**Given request**. Report only the number of lines in this material that include "value".

*** Supplied data ***

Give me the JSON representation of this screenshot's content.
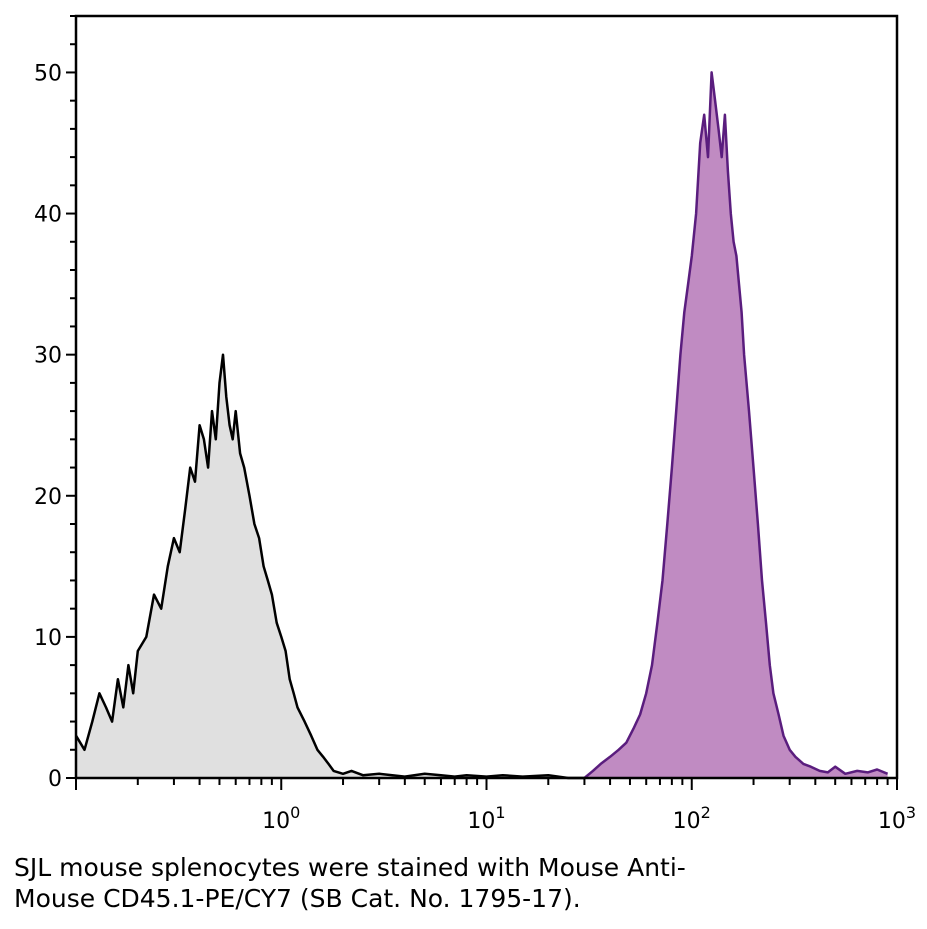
{
  "caption": {
    "line1": "SJL mouse splenocytes were stained with Mouse Anti-",
    "line2": "Mouse CD45.1-PE/CY7 (SB Cat. No. 1795-17)."
  },
  "chart_data": {
    "type": "area",
    "title": "",
    "xlabel": "",
    "ylabel": "",
    "xscale": "log",
    "xlim": [
      0.1,
      1000
    ],
    "ylim": [
      0,
      54
    ],
    "grid": false,
    "y_ticks": [
      0,
      10,
      20,
      30,
      40,
      50
    ],
    "x_ticks": [
      {
        "value": 1,
        "base": "10",
        "exp": "0"
      },
      {
        "value": 10,
        "base": "10",
        "exp": "1"
      },
      {
        "value": 100,
        "base": "10",
        "exp": "2"
      },
      {
        "value": 1000,
        "base": "10",
        "exp": "3"
      }
    ],
    "series": [
      {
        "color": "#000000",
        "fill": "#e0e0e0",
        "x": [
          0.1,
          0.11,
          0.12,
          0.13,
          0.14,
          0.15,
          0.16,
          0.17,
          0.18,
          0.19,
          0.2,
          0.22,
          0.24,
          0.26,
          0.28,
          0.3,
          0.32,
          0.34,
          0.36,
          0.38,
          0.4,
          0.42,
          0.44,
          0.46,
          0.48,
          0.5,
          0.52,
          0.54,
          0.56,
          0.58,
          0.6,
          0.63,
          0.66,
          0.7,
          0.74,
          0.78,
          0.82,
          0.86,
          0.9,
          0.95,
          1.0,
          1.05,
          1.1,
          1.15,
          1.2,
          1.3,
          1.4,
          1.5,
          1.6,
          1.7,
          1.8,
          2.0,
          2.2,
          2.5,
          3.0,
          4.0,
          5.0,
          6.0,
          7.0,
          8.0,
          10.0,
          12.0,
          15.0,
          20.0,
          25.0,
          30.0
        ],
        "y": [
          3,
          2,
          4,
          6,
          5,
          4,
          7,
          5,
          8,
          6,
          9,
          10,
          13,
          12,
          15,
          17,
          16,
          19,
          22,
          21,
          25,
          24,
          22,
          26,
          24,
          28,
          30,
          27,
          25,
          24,
          26,
          23,
          22,
          20,
          18,
          17,
          15,
          14,
          13,
          11,
          10,
          9,
          7,
          6,
          5,
          4,
          3,
          2,
          1.5,
          1,
          0.5,
          0.3,
          0.5,
          0.2,
          0.3,
          0.1,
          0.3,
          0.2,
          0.1,
          0.2,
          0.1,
          0.2,
          0.1,
          0.2,
          0,
          0
        ]
      },
      {
        "color": "#5a1d7e",
        "fill": "#c08bc2",
        "x": [
          30,
          33,
          36,
          40,
          44,
          48,
          52,
          56,
          60,
          64,
          68,
          72,
          76,
          80,
          84,
          88,
          92,
          96,
          100,
          105,
          110,
          115,
          120,
          125,
          130,
          135,
          140,
          145,
          150,
          155,
          160,
          165,
          170,
          175,
          180,
          190,
          200,
          210,
          220,
          230,
          240,
          250,
          265,
          280,
          300,
          320,
          350,
          380,
          420,
          460,
          500,
          560,
          640,
          720,
          800,
          900
        ],
        "y": [
          0,
          0.5,
          1,
          1.5,
          2,
          2.5,
          3.5,
          4.5,
          6,
          8,
          11,
          14,
          18,
          22,
          26,
          30,
          33,
          35,
          37,
          40,
          45,
          47,
          44,
          50,
          48,
          46,
          44,
          47,
          43,
          40,
          38,
          37,
          35,
          33,
          30,
          26,
          22,
          18,
          14,
          11,
          8,
          6,
          4.5,
          3,
          2,
          1.5,
          1,
          0.8,
          0.5,
          0.4,
          0.8,
          0.3,
          0.5,
          0.4,
          0.6,
          0.3
        ]
      }
    ]
  }
}
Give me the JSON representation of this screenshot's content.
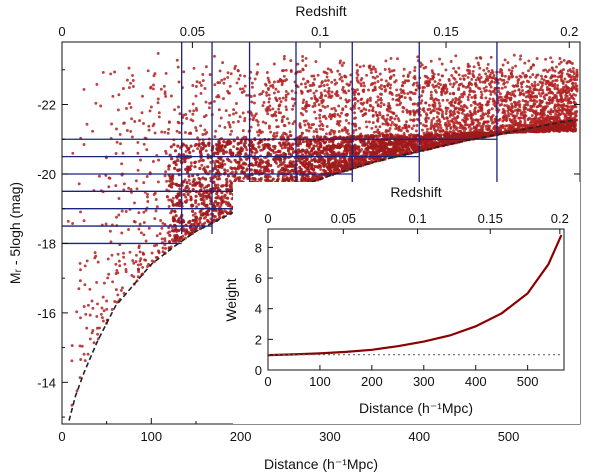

***

**The result**. 4